What is needed ::
Pull every line holding the string "title" from the records below.

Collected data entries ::
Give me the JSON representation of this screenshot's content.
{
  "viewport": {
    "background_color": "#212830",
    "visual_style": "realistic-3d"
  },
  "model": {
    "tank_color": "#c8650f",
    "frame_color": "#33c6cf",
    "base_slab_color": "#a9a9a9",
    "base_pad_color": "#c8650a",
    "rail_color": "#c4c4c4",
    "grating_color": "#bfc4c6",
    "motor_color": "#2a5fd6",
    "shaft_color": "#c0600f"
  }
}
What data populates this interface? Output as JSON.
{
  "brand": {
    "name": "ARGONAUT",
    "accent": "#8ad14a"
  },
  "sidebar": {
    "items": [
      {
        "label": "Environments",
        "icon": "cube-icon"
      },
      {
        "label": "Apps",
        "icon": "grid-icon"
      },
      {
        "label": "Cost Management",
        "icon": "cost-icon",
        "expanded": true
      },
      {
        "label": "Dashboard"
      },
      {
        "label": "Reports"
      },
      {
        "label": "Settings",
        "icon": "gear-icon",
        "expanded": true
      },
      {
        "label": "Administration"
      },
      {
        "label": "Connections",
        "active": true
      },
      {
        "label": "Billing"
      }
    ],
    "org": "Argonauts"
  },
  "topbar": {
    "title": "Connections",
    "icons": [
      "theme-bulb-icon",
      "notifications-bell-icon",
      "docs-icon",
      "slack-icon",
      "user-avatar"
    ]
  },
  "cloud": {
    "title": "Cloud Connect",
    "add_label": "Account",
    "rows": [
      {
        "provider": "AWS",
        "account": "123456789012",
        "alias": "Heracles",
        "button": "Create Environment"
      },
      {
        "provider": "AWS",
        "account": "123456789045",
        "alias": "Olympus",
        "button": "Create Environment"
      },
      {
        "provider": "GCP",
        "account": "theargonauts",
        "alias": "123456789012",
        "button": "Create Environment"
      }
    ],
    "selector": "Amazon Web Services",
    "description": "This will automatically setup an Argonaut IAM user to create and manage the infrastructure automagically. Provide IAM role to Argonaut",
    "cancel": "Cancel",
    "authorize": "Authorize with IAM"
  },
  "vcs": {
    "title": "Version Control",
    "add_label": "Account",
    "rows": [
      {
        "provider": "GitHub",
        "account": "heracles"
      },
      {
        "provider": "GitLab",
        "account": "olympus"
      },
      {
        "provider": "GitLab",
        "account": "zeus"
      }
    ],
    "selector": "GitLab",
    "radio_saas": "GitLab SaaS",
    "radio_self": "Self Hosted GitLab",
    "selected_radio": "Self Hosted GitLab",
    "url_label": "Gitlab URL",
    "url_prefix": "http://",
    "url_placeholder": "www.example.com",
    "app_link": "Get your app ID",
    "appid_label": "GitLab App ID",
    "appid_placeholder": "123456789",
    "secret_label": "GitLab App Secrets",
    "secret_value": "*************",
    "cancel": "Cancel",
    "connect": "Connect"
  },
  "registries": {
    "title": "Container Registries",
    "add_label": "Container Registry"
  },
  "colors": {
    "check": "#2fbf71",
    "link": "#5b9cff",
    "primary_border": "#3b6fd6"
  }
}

Solution for this exercise ::
    "title": "Connections",
    "title": "Cloud Connect",
    "title": "Version Control",
    "title": "Container Registries",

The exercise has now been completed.